• [Written request] Render the rows as a JSON list of strings, one per row, starting at the first row and ending at the row that contains "close-window-button[interactable] bbox=[570, 6, 591, 27]".

• [Items]
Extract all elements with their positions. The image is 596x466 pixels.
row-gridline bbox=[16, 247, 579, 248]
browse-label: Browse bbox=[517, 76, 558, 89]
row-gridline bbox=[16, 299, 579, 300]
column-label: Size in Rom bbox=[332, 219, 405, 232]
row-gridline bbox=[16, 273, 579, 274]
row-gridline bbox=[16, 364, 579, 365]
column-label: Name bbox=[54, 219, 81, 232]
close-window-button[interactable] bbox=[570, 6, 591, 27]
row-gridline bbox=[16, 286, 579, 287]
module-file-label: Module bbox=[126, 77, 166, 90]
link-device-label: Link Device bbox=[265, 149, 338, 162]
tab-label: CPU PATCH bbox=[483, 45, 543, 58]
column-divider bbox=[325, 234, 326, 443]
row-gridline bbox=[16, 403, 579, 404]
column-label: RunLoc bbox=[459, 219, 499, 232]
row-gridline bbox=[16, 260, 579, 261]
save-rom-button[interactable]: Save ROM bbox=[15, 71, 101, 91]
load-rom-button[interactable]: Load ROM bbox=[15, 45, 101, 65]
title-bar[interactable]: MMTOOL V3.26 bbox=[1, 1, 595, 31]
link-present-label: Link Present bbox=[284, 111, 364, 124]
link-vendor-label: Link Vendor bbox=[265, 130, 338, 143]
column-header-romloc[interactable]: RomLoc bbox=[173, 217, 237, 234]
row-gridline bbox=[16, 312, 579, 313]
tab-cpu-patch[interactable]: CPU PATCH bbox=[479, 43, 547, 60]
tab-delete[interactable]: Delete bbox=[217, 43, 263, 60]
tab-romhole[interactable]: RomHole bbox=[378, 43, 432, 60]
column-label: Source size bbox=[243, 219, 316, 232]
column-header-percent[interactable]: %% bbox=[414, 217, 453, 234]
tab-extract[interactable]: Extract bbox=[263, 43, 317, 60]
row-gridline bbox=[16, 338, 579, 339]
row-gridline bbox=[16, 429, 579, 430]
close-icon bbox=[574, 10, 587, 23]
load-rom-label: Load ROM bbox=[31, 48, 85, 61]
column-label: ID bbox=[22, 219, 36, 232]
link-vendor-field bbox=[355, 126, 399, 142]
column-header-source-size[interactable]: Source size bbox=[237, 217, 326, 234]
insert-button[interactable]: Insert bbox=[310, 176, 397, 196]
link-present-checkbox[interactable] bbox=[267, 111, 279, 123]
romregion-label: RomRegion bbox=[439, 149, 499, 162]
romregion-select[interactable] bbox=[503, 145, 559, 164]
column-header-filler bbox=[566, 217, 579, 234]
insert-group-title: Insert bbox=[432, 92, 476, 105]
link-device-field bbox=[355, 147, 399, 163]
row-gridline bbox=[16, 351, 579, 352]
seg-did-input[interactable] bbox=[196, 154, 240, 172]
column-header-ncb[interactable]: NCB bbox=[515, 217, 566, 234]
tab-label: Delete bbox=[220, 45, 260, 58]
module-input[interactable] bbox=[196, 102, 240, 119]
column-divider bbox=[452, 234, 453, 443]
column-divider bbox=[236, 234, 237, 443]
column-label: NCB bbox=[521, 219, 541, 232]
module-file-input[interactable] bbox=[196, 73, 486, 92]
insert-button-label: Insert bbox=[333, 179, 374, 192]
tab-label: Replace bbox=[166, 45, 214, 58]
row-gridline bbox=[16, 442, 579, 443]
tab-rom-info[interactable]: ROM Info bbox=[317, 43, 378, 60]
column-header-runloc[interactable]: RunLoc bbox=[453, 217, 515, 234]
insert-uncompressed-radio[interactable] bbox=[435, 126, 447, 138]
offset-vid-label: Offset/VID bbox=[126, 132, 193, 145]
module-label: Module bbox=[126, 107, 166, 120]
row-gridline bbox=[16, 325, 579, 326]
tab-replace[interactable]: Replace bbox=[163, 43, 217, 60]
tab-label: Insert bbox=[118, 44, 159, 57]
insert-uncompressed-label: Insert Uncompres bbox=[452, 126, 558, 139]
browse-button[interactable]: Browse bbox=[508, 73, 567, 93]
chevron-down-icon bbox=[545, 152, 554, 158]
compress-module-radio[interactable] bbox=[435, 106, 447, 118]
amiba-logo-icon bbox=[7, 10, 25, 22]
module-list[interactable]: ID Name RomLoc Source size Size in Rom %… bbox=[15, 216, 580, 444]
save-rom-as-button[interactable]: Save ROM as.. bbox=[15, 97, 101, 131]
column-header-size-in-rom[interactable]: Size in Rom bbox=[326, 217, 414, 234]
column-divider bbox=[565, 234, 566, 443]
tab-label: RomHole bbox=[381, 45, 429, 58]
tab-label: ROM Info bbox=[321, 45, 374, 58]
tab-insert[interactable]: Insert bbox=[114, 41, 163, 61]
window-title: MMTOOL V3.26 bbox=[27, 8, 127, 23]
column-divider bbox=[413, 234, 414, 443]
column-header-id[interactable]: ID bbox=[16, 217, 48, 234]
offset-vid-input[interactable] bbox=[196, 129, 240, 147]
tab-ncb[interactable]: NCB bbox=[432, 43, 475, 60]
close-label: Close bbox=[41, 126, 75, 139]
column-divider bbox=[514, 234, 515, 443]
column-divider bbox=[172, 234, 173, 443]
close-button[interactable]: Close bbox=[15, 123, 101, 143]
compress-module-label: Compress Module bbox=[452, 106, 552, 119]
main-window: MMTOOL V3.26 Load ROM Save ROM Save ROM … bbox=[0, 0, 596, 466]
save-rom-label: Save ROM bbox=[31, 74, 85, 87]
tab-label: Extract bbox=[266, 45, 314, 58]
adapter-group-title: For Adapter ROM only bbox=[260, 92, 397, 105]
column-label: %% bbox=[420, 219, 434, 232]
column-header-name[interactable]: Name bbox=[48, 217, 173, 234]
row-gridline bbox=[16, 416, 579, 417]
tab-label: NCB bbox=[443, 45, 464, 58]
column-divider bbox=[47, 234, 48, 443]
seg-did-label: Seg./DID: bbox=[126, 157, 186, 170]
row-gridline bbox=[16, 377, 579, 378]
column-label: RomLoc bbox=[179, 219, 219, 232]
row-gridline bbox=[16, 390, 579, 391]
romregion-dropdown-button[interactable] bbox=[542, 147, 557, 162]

• [Solution to this exercise]
[
  "Extract all elements with their positions. The image is 596x466 pixels.",
  "row-gridline bbox=[16, 247, 579, 248]",
  "browse-label: Browse bbox=[517, 76, 558, 89]",
  "row-gridline bbox=[16, 299, 579, 300]",
  "column-label: Size in Rom bbox=[332, 219, 405, 232]",
  "row-gridline bbox=[16, 273, 579, 274]",
  "row-gridline bbox=[16, 364, 579, 365]",
  "column-label: Name bbox=[54, 219, 81, 232]",
  "close-window-button[interactable] bbox=[570, 6, 591, 27]"
]